# Work to complete:
Print every line of the listing exactly, please.

**** Data ****

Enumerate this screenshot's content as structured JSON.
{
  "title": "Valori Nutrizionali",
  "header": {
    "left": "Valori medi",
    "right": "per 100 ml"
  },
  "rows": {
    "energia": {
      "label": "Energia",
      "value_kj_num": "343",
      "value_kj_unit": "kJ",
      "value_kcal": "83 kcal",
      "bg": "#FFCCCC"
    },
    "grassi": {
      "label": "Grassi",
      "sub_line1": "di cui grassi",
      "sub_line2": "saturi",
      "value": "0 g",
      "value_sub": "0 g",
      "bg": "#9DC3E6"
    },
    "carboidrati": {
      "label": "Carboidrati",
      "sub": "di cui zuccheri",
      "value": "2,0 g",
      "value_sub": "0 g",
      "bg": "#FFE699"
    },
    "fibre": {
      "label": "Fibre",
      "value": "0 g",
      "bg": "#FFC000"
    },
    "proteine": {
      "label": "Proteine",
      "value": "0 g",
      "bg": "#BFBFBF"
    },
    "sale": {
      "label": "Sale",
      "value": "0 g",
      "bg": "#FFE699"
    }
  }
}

****

# Your solution:
Enumerate this screenshot's content as structured JSON.
{
  "title": "Valori Nutrizionali",
  "header": {
    "left": "Valori medi",
    "right": "per 100 ml"
  },
  "rows": {
    "energia": {
      "label": "Energia",
      "value_kj_num": "343",
      "value_kj_unit": "kJ",
      "value_kcal": "83 kcal",
      "bg": "#FFCCCC"
    },
    "grassi": {
      "label": "Grassi",
      "sub_line1": "di cui grassi",
      "sub_line2": "saturi",
      "value": "0 g",
      "value_sub": "0 g",
      "bg": "#9DC3E6"
    },
    "carboidrati": {
      "label": "Carboidrati",
      "sub": "di cui zuccheri",
      "value": "2,0 g",
      "value_sub": "0 g",
      "bg": "#FFE699"
    },
    "fibre": {
      "label": "Fibre",
      "value": "0 g",
      "bg": "#FFC000"
    },
    "proteine": {
      "label": "Proteine",
      "value": "0 g",
      "bg": "#BFBFBF"
    },
    "sale": {
      "label": "Sale",
      "value": "0 g",
      "bg": "#FFE699"
    }
  }
}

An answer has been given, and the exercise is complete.